* [WHAT TO DO]:
Transcribe each entry below exactly. Pictures do not go in the copy.

* [SOURCE RECORDS]:
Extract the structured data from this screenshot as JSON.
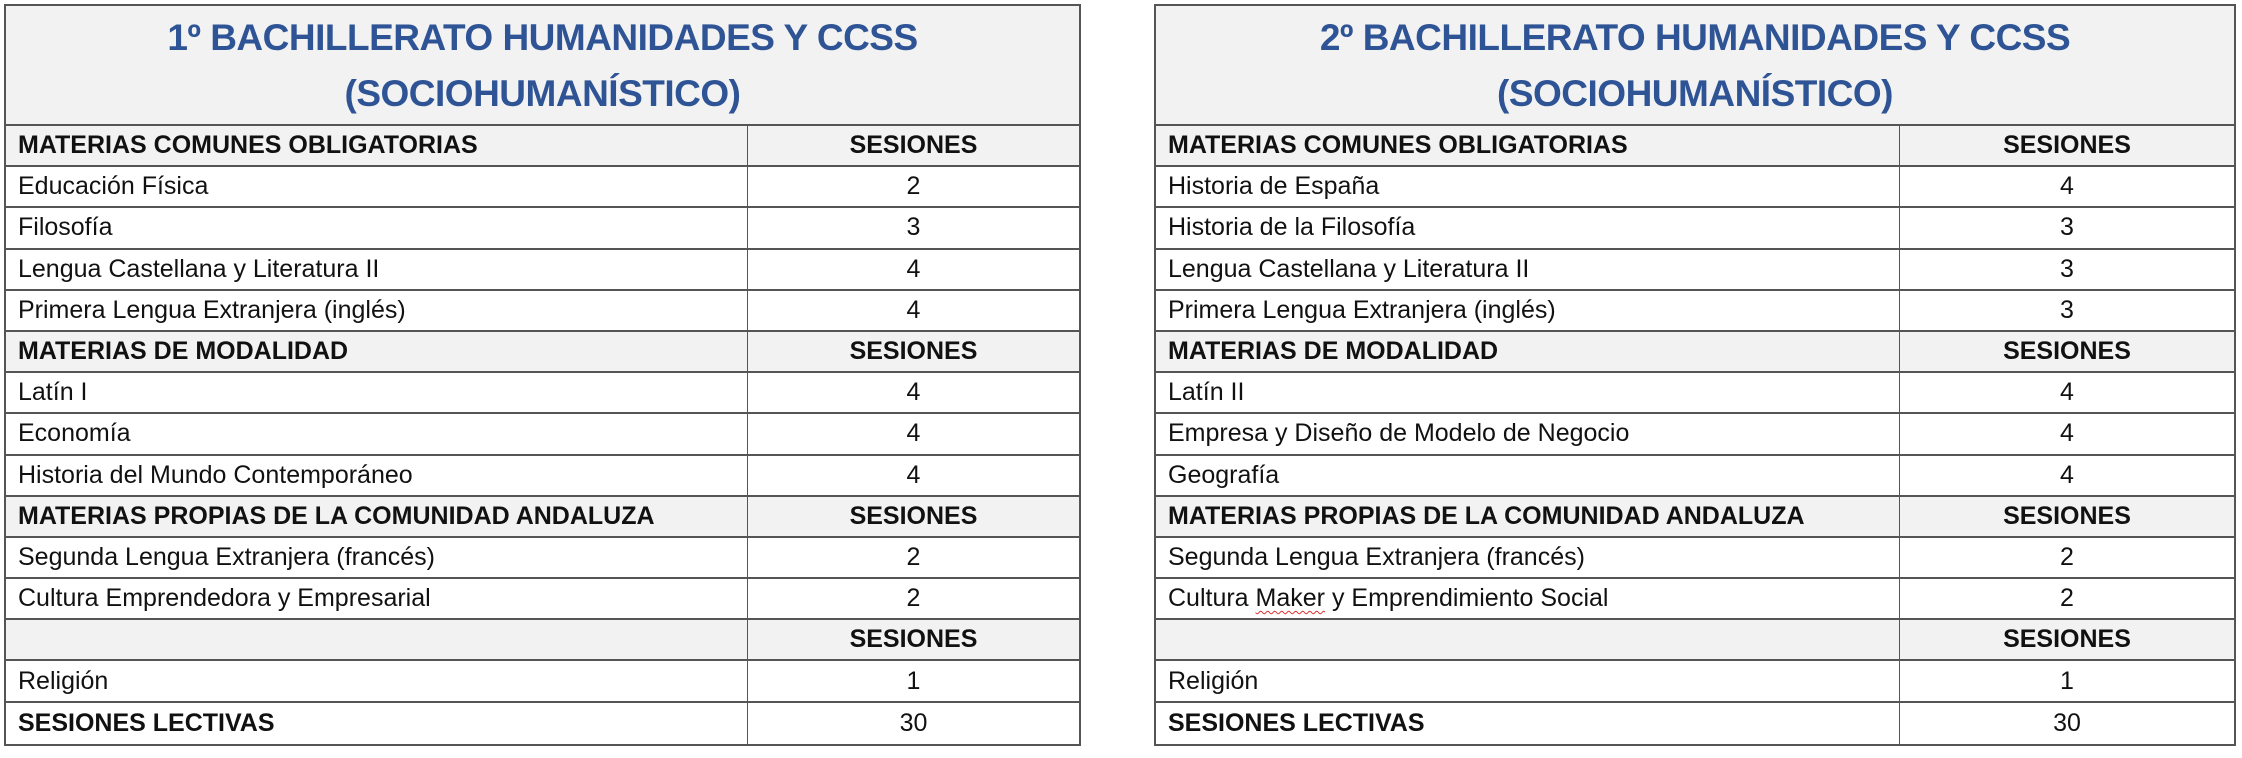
{
  "tables": [
    {
      "title_line1": "1º BACHILLERATO HUMANIDADES Y CCSS",
      "title_line2": "(SOCIOHUMANÍSTICO)",
      "rows": [
        {
          "type": "header",
          "name": "MATERIAS COMUNES OBLIGATORIAS",
          "value": "SESIONES"
        },
        {
          "type": "item",
          "name": "Educación Física",
          "value": "2"
        },
        {
          "type": "item",
          "name": "Filosofía",
          "value": "3"
        },
        {
          "type": "item",
          "name": "Lengua Castellana y Literatura II",
          "value": "4"
        },
        {
          "type": "item",
          "name": "Primera Lengua Extranjera (inglés)",
          "value": "4"
        },
        {
          "type": "header",
          "name": "MATERIAS DE MODALIDAD",
          "value": "SESIONES"
        },
        {
          "type": "item",
          "name": "Latín I",
          "value": "4"
        },
        {
          "type": "item",
          "name": "Economía",
          "value": "4"
        },
        {
          "type": "item",
          "name": "Historia del Mundo Contemporáneo",
          "value": "4"
        },
        {
          "type": "header",
          "name": "MATERIAS PROPIAS DE LA COMUNIDAD ANDALUZA",
          "value": "SESIONES"
        },
        {
          "type": "item",
          "name": "Segunda Lengua Extranjera (francés)",
          "value": "2"
        },
        {
          "type": "item",
          "name": "Cultura Emprendedora y Empresarial",
          "value": "2"
        },
        {
          "type": "header",
          "name": "",
          "value": "SESIONES"
        },
        {
          "type": "item",
          "name": "Religión",
          "value": "1"
        },
        {
          "type": "total",
          "name": "SESIONES LECTIVAS",
          "value": "30"
        }
      ]
    },
    {
      "title_line1": "2º BACHILLERATO HUMANIDADES Y CCSS",
      "title_line2": "(SOCIOHUMANÍSTICO)",
      "rows": [
        {
          "type": "header",
          "name": "MATERIAS COMUNES OBLIGATORIAS",
          "value": "SESIONES"
        },
        {
          "type": "item",
          "name": "Historia de España",
          "value": "4"
        },
        {
          "type": "item",
          "name": "Historia de la Filosofía",
          "value": "3"
        },
        {
          "type": "item",
          "name": "Lengua Castellana y Literatura II",
          "value": "3"
        },
        {
          "type": "item",
          "name": "Primera Lengua Extranjera (inglés)",
          "value": "3"
        },
        {
          "type": "header",
          "name": "MATERIAS DE MODALIDAD",
          "value": "SESIONES"
        },
        {
          "type": "item",
          "name": "Latín II",
          "value": "4"
        },
        {
          "type": "item",
          "name": "Empresa y Diseño de Modelo de Negocio",
          "value": "4"
        },
        {
          "type": "item",
          "name": "Geografía",
          "value": "4"
        },
        {
          "type": "header",
          "name": "MATERIAS PROPIAS DE LA COMUNIDAD ANDALUZA",
          "value": "SESIONES"
        },
        {
          "type": "item",
          "name": "Segunda Lengua Extranjera (francés)",
          "value": "2"
        },
        {
          "type": "item",
          "name": "Cultura Maker y Emprendimiento Social",
          "value": "2",
          "spellcheck_word": "Maker"
        },
        {
          "type": "header",
          "name": "",
          "value": "SESIONES"
        },
        {
          "type": "item",
          "name": "Religión",
          "value": "1"
        },
        {
          "type": "total",
          "name": "SESIONES LECTIVAS",
          "value": "30"
        }
      ]
    }
  ],
  "colors": {
    "title": "#2f5496",
    "header_bg": "#f2f2f2",
    "border": "#555555",
    "spellcheck": "#e03030"
  }
}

* [EXERCISE SOLUTION]:
Extract the structured data from this screenshot as JSON.
{
  "tables": [
    {
      "title_line1": "1º BACHILLERATO HUMANIDADES Y CCSS",
      "title_line2": "(SOCIOHUMANÍSTICO)",
      "rows": [
        {
          "type": "header",
          "name": "MATERIAS COMUNES OBLIGATORIAS",
          "value": "SESIONES"
        },
        {
          "type": "item",
          "name": "Educación Física",
          "value": "2"
        },
        {
          "type": "item",
          "name": "Filosofía",
          "value": "3"
        },
        {
          "type": "item",
          "name": "Lengua Castellana y Literatura II",
          "value": "4"
        },
        {
          "type": "item",
          "name": "Primera Lengua Extranjera (inglés)",
          "value": "4"
        },
        {
          "type": "header",
          "name": "MATERIAS DE MODALIDAD",
          "value": "SESIONES"
        },
        {
          "type": "item",
          "name": "Latín I",
          "value": "4"
        },
        {
          "type": "item",
          "name": "Economía",
          "value": "4"
        },
        {
          "type": "item",
          "name": "Historia del Mundo Contemporáneo",
          "value": "4"
        },
        {
          "type": "header",
          "name": "MATERIAS PROPIAS DE LA COMUNIDAD ANDALUZA",
          "value": "SESIONES"
        },
        {
          "type": "item",
          "name": "Segunda Lengua Extranjera (francés)",
          "value": "2"
        },
        {
          "type": "item",
          "name": "Cultura Emprendedora y Empresarial",
          "value": "2"
        },
        {
          "type": "header",
          "name": "",
          "value": "SESIONES"
        },
        {
          "type": "item",
          "name": "Religión",
          "value": "1"
        },
        {
          "type": "total",
          "name": "SESIONES LECTIVAS",
          "value": "30"
        }
      ]
    },
    {
      "title_line1": "2º BACHILLERATO HUMANIDADES Y CCSS",
      "title_line2": "(SOCIOHUMANÍSTICO)",
      "rows": [
        {
          "type": "header",
          "name": "MATERIAS COMUNES OBLIGATORIAS",
          "value": "SESIONES"
        },
        {
          "type": "item",
          "name": "Historia de España",
          "value": "4"
        },
        {
          "type": "item",
          "name": "Historia de la Filosofía",
          "value": "3"
        },
        {
          "type": "item",
          "name": "Lengua Castellana y Literatura II",
          "value": "3"
        },
        {
          "type": "item",
          "name": "Primera Lengua Extranjera (inglés)",
          "value": "3"
        },
        {
          "type": "header",
          "name": "MATERIAS DE MODALIDAD",
          "value": "SESIONES"
        },
        {
          "type": "item",
          "name": "Latín II",
          "value": "4"
        },
        {
          "type": "item",
          "name": "Empresa y Diseño de Modelo de Negocio",
          "value": "4"
        },
        {
          "type": "item",
          "name": "Geografía",
          "value": "4"
        },
        {
          "type": "header",
          "name": "MATERIAS PROPIAS DE LA COMUNIDAD ANDALUZA",
          "value": "SESIONES"
        },
        {
          "type": "item",
          "name": "Segunda Lengua Extranjera (francés)",
          "value": "2"
        },
        {
          "type": "item",
          "name": "Cultura Maker y Emprendimiento Social",
          "value": "2",
          "spellcheck_word": "Maker"
        },
        {
          "type": "header",
          "name": "",
          "value": "SESIONES"
        },
        {
          "type": "item",
          "name": "Religión",
          "value": "1"
        },
        {
          "type": "total",
          "name": "SESIONES LECTIVAS",
          "value": "30"
        }
      ]
    }
  ],
  "colors": {
    "title": "#2f5496",
    "header_bg": "#f2f2f2",
    "border": "#555555",
    "spellcheck": "#e03030"
  }
}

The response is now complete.